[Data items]
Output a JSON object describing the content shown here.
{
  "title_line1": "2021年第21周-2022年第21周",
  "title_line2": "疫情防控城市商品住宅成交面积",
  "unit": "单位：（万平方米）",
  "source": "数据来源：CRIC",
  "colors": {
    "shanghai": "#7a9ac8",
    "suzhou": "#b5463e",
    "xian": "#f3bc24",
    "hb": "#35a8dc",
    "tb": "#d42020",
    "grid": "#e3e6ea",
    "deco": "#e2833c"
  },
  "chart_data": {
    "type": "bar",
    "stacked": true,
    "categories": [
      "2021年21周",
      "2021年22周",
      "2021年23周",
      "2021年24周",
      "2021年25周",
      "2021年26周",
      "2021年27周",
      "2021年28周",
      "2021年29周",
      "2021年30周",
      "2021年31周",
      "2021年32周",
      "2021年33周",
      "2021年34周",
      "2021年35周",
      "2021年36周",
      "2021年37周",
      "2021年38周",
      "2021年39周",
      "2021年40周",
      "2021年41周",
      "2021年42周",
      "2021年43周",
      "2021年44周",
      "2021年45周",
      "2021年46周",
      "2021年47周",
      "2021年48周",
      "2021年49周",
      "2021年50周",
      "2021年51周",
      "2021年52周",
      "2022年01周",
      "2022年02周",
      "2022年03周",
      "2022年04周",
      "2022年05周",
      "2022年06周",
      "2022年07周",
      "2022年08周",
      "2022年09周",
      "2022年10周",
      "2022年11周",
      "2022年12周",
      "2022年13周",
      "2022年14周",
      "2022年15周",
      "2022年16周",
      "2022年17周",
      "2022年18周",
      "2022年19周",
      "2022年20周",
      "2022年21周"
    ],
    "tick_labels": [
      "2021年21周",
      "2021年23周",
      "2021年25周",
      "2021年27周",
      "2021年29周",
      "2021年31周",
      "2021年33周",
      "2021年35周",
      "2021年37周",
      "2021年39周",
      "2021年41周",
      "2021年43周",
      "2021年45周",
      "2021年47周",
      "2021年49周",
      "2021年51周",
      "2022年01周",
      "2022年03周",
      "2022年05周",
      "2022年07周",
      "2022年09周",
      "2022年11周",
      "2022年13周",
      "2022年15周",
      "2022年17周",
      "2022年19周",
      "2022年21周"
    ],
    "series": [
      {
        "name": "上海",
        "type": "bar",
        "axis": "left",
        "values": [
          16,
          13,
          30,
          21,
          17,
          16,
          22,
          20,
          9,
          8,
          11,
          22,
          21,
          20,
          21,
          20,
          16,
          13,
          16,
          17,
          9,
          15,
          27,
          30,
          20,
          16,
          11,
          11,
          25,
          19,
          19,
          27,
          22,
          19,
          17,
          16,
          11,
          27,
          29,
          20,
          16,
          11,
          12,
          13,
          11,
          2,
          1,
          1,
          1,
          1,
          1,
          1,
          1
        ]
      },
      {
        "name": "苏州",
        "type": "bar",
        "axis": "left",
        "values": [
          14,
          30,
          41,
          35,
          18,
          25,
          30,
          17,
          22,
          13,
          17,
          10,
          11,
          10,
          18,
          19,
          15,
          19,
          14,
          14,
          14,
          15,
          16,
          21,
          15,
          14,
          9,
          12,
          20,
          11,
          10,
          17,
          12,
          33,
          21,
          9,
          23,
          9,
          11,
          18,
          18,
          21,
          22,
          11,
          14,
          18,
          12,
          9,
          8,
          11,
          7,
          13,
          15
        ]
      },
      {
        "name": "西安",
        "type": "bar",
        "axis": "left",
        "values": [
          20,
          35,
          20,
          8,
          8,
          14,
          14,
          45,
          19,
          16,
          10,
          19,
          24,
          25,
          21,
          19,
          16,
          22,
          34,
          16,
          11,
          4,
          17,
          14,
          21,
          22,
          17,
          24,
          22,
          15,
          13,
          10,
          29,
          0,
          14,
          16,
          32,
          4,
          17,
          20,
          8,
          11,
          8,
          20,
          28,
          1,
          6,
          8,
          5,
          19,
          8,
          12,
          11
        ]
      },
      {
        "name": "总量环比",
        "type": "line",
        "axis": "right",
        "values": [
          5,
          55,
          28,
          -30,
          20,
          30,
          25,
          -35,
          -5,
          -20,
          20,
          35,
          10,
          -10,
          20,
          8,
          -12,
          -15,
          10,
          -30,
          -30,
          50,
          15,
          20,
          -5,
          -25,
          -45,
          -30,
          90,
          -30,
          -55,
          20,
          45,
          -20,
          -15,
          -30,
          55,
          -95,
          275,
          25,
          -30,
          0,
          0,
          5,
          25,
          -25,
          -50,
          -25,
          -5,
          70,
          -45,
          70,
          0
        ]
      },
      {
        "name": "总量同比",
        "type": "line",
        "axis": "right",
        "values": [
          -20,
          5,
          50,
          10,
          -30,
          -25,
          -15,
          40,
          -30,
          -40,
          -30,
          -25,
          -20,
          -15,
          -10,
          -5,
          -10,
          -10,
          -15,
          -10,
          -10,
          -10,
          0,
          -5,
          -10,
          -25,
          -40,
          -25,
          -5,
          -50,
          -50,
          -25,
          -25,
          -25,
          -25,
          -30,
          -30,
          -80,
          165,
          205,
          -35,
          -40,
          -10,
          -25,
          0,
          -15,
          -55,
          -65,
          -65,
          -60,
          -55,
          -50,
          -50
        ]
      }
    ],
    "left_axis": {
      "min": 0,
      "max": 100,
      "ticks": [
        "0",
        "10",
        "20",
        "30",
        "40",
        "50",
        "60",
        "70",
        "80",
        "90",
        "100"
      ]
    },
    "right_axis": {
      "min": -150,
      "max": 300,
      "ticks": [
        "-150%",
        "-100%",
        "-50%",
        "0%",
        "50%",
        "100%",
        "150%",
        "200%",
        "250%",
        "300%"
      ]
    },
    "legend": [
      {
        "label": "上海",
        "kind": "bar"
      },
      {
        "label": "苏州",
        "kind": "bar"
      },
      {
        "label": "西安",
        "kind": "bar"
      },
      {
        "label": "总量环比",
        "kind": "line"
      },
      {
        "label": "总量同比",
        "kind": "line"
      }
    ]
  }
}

Set problem →
Find the word "name" in the data and show each line that holds it.

Problem solution →
        "name": "上海",
        "name": "苏州",
        "name": "西安",
        "name": "总量环比",
        "name": "总量同比",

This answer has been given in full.